Layout dataset entries =>
———
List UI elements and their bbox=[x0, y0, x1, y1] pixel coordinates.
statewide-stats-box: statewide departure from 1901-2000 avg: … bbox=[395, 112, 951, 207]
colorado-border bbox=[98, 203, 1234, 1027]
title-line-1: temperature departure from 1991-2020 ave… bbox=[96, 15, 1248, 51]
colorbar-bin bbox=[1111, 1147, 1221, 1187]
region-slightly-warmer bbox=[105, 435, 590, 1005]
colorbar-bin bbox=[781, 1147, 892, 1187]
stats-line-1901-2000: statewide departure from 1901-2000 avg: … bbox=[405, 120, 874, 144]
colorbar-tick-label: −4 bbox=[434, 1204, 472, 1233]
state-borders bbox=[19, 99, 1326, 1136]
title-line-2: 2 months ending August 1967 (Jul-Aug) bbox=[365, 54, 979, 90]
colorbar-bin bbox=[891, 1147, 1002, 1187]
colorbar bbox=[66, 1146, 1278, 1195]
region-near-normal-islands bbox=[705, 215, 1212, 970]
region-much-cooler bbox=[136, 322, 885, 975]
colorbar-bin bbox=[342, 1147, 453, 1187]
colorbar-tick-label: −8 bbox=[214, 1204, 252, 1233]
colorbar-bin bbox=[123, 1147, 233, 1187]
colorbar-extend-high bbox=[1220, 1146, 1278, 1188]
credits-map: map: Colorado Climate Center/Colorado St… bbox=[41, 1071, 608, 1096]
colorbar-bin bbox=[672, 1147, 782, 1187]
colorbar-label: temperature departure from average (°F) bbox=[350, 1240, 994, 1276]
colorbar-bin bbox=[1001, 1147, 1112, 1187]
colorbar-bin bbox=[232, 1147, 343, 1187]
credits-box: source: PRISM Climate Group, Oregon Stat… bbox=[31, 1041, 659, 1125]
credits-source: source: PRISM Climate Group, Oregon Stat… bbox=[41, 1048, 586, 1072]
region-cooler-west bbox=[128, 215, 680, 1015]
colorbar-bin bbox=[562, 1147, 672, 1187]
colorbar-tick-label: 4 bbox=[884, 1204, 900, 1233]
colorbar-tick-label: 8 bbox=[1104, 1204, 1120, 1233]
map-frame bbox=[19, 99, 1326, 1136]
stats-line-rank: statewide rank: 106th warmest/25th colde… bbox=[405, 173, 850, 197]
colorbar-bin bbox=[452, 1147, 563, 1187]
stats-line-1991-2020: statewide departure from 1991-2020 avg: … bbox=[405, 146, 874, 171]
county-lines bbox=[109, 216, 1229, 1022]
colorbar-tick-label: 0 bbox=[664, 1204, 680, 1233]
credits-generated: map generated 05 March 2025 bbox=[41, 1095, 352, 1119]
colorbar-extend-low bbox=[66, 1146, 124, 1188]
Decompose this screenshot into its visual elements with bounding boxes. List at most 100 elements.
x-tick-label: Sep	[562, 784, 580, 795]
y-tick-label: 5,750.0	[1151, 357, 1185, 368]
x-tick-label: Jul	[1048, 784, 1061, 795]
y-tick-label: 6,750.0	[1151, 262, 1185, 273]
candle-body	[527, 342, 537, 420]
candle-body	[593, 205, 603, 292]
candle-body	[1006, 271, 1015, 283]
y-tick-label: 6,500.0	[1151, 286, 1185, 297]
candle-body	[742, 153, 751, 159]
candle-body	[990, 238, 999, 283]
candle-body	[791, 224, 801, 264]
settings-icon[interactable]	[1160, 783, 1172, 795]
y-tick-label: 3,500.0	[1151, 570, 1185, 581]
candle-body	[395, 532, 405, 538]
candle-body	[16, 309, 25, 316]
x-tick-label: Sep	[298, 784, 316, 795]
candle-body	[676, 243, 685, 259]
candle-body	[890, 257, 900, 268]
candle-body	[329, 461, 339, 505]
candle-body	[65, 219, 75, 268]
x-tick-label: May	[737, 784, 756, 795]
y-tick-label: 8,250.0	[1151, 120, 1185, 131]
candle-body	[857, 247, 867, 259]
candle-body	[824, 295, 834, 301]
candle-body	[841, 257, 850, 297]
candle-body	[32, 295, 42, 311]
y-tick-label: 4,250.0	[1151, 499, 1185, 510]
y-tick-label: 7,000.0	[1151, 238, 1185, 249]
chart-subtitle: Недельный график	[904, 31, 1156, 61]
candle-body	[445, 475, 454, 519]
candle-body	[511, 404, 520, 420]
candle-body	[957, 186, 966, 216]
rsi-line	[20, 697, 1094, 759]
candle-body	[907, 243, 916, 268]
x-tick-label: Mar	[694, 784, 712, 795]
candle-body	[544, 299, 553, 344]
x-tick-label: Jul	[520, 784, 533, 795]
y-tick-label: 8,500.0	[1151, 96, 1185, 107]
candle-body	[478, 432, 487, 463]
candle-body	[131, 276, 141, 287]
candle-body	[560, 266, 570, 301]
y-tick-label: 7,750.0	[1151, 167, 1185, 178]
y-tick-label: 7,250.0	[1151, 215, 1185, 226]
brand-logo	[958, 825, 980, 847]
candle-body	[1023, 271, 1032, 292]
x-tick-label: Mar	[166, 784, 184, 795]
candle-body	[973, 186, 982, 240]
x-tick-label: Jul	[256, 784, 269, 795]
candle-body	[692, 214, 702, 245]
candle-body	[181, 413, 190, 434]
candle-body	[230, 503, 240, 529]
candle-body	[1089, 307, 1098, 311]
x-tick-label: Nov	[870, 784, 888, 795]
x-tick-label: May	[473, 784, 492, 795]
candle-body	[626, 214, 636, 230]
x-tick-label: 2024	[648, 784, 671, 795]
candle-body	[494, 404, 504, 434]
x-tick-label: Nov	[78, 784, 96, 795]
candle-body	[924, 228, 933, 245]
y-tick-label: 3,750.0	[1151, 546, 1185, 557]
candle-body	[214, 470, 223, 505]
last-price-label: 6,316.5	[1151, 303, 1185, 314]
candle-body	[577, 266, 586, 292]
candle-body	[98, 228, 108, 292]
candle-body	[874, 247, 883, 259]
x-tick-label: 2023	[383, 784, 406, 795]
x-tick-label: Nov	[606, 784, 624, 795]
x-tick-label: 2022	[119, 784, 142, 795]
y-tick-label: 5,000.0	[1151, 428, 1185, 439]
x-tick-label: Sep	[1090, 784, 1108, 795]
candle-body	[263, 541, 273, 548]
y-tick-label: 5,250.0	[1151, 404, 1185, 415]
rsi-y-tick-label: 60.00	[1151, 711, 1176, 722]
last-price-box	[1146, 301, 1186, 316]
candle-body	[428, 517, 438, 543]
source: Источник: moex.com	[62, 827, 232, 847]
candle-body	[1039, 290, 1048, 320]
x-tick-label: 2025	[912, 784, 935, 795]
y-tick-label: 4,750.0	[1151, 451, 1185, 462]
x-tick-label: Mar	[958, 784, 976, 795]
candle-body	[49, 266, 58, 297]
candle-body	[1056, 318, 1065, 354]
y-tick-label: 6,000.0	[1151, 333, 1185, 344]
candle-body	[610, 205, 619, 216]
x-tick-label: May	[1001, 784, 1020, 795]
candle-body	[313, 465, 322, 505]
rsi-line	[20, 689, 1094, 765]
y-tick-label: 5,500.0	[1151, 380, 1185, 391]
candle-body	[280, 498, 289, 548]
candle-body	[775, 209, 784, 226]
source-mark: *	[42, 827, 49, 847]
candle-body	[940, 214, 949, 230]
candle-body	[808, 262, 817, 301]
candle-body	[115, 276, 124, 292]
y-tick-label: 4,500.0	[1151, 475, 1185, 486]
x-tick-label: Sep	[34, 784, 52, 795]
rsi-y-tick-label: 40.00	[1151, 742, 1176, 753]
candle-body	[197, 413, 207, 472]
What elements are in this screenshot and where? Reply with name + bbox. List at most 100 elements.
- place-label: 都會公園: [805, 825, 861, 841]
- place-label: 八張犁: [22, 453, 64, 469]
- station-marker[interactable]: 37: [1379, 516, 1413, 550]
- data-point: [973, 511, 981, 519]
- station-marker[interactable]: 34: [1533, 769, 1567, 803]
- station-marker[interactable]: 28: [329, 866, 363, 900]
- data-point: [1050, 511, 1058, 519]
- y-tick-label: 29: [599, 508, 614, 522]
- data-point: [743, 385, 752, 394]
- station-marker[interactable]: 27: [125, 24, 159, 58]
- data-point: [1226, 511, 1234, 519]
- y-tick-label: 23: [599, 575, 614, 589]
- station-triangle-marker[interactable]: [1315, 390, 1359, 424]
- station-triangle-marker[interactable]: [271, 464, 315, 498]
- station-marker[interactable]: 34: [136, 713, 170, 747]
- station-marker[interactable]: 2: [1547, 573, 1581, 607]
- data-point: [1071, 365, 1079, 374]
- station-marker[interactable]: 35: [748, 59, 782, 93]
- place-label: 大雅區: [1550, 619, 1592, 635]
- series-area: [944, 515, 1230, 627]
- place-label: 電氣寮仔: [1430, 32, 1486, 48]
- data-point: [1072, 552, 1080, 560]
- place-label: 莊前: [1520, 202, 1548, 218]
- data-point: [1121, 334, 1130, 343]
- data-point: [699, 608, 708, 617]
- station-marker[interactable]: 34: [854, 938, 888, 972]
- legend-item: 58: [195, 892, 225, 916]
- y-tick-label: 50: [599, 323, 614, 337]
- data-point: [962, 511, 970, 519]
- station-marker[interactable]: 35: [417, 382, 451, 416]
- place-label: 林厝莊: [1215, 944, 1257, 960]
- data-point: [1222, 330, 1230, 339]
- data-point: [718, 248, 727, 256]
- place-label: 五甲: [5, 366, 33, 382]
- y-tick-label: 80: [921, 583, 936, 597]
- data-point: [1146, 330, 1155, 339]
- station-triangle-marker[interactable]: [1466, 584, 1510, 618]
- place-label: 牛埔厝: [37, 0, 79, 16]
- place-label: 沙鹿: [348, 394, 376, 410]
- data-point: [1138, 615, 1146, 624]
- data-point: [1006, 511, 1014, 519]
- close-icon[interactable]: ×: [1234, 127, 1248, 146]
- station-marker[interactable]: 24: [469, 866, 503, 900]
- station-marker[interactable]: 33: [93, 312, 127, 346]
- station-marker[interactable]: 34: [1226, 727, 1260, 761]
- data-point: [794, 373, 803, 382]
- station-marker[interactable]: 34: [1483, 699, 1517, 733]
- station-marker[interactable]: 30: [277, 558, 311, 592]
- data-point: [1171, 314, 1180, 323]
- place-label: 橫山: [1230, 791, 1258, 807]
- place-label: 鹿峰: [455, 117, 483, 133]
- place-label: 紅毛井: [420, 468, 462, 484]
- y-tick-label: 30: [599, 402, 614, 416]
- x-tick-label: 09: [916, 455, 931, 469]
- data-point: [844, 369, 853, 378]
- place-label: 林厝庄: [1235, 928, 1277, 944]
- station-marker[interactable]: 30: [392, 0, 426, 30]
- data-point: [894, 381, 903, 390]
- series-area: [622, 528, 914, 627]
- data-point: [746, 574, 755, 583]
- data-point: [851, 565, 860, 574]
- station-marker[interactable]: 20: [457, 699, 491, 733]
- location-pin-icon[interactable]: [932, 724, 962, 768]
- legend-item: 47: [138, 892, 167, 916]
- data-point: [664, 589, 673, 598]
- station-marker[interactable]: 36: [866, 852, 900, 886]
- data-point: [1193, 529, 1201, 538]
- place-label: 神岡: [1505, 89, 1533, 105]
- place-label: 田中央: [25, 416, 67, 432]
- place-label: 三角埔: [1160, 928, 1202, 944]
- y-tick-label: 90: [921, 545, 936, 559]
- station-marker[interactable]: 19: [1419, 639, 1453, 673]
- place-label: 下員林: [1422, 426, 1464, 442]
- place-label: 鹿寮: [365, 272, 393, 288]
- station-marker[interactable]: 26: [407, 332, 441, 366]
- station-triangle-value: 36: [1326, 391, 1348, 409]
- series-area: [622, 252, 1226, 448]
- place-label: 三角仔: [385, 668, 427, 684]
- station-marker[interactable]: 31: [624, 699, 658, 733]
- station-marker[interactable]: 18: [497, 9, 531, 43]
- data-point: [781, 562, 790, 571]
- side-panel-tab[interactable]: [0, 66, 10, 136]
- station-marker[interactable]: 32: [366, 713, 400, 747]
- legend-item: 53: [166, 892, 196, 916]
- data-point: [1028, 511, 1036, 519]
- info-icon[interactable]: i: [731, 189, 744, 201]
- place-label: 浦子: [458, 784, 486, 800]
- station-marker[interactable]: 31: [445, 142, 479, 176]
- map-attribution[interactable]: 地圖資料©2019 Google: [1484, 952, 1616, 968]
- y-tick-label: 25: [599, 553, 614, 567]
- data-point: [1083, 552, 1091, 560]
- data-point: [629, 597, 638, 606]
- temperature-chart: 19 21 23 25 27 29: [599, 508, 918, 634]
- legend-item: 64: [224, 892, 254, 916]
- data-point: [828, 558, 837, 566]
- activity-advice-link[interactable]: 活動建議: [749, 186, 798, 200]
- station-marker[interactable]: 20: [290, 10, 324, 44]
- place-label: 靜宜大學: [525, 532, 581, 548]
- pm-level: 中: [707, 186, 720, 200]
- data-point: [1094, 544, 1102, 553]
———
Exercise directions => Copy the rows verbatim, from the beginning through the line containing "state-borders bbox=[19, 99, 1326, 1136]", with that line included.

Solution below =>
List UI elements and their bbox=[x0, y0, x1, y1] pixel coordinates.
statewide-stats-box: statewide departure from 1901-2000 avg: … bbox=[395, 112, 951, 207]
colorado-border bbox=[98, 203, 1234, 1027]
title-line-1: temperature departure from 1991-2020 ave… bbox=[96, 15, 1248, 51]
colorbar-bin bbox=[1111, 1147, 1221, 1187]
region-slightly-warmer bbox=[105, 435, 590, 1005]
colorbar-bin bbox=[781, 1147, 892, 1187]
stats-line-1901-2000: statewide departure from 1901-2000 avg: … bbox=[405, 120, 874, 144]
colorbar-tick-label: −4 bbox=[434, 1204, 472, 1233]
state-borders bbox=[19, 99, 1326, 1136]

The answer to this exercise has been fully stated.